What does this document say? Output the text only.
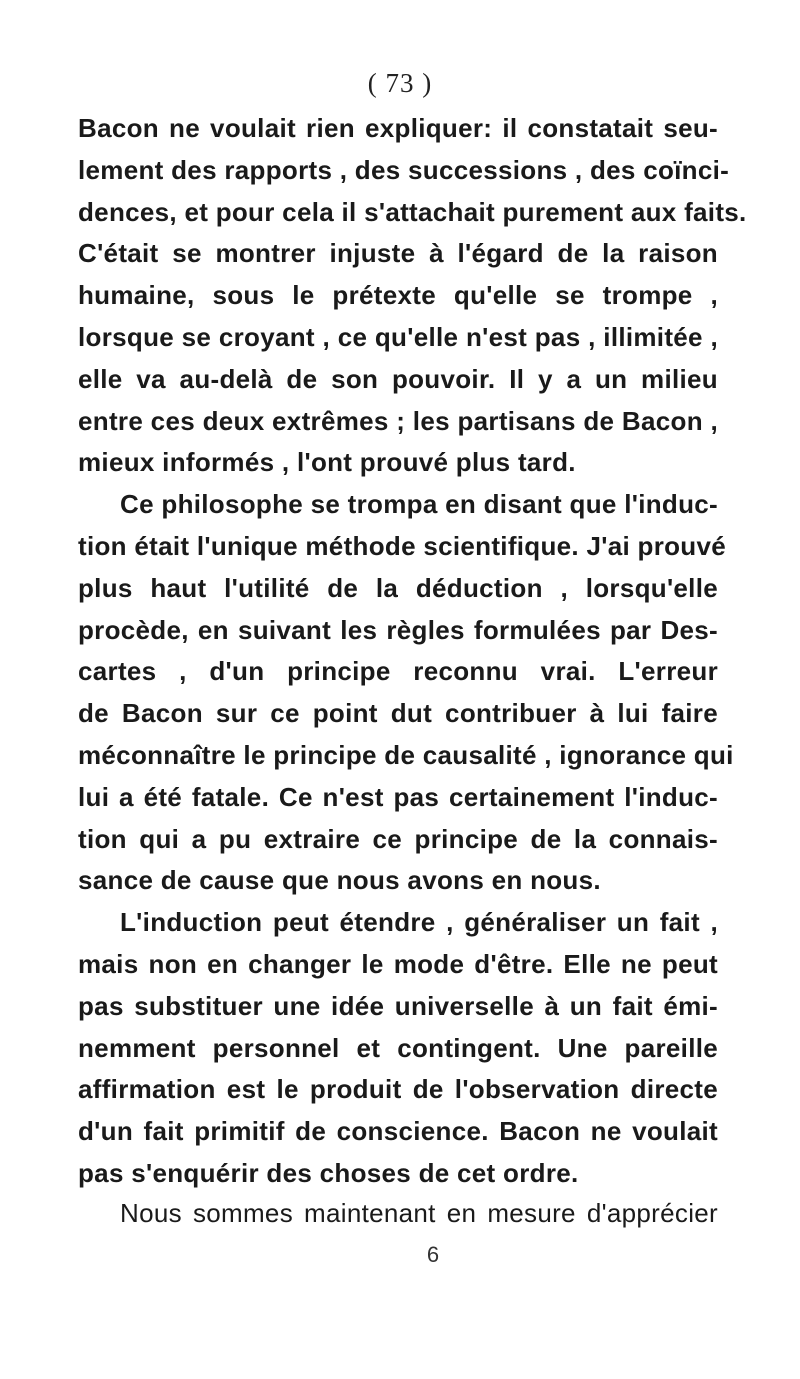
( 73 )
Bacon ne voulait rien expliquer: il constatait seu-
lement des rapports , des successions , des coïnci-
dences, et pour cela il s'attachait purement aux faits.
C'était se montrer injuste à l'égard de la raison
humaine, sous le prétexte qu'elle se trompe ,
lorsque se croyant , ce qu'elle n'est pas , illimitée ,
elle va au-delà de son pouvoir. Il y a un milieu
entre ces deux extrêmes ; les partisans de Bacon ,
mieux informés , l'ont prouvé plus tard.
Ce philosophe se trompa en disant que l'induc-
tion était l'unique méthode scientifique. J'ai prouvé
plus haut l'utilité de la déduction , lorsqu'elle
procède, en suivant les règles formulées par Des-
cartes , d'un principe reconnu vrai. L'erreur
de Bacon sur ce point dut contribuer à lui faire
méconnaître le principe de causalité , ignorance qui
lui a été fatale. Ce n'est pas certainement l'induc-
tion qui a pu extraire ce principe de la connais-
sance de cause que nous avons en nous.
L'induction peut étendre , généraliser un fait ,
mais non en changer le mode d'être. Elle ne peut
pas substituer une idée universelle à un fait émi-
nemment personnel et contingent. Une pareille
affirmation est le produit de l'observation directe
d'un fait primitif de conscience. Bacon ne voulait
pas s'enquérir des choses de cet ordre.
Nous sommes maintenant en mesure d'apprécier
6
★ ★ ★ ★
### WRITTEN TASK
Copy all the entries word for word. Omit any pictures.

### THE SOLUTION
What does this document say? Output the text only.
( 73 )
Bacon ne voulait rien expliquer: il constatait seu-
lement des rapports , des successions , des coïnci-
dences, et pour cela il s'attachait purement aux faits.
C'était se montrer injuste à l'égard de la raison
humaine, sous le prétexte qu'elle se trompe ,
lorsque se croyant , ce qu'elle n'est pas , illimitée ,
elle va au-delà de son pouvoir. Il y a un milieu
entre ces deux extrêmes ; les partisans de Bacon ,
mieux informés , l'ont prouvé plus tard.
Ce philosophe se trompa en disant que l'induc-
tion était l'unique méthode scientifique. J'ai prouvé
plus haut l'utilité de la déduction , lorsqu'elle
procède, en suivant les règles formulées par Des-
cartes , d'un principe reconnu vrai. L'erreur
de Bacon sur ce point dut contribuer à lui faire
méconnaître le principe de causalité , ignorance qui
lui a été fatale. Ce n'est pas certainement l'induc-
tion qui a pu extraire ce principe de la connais-
sance de cause que nous avons en nous.
L'induction peut étendre , généraliser un fait ,
mais non en changer le mode d'être. Elle ne peut
pas substituer une idée universelle à un fait émi-
nemment personnel et contingent. Une pareille
affirmation est le produit de l'observation directe
d'un fait primitif de conscience. Bacon ne voulait
pas s'enquérir des choses de cet ordre.
Nous sommes maintenant en mesure d'apprécier
6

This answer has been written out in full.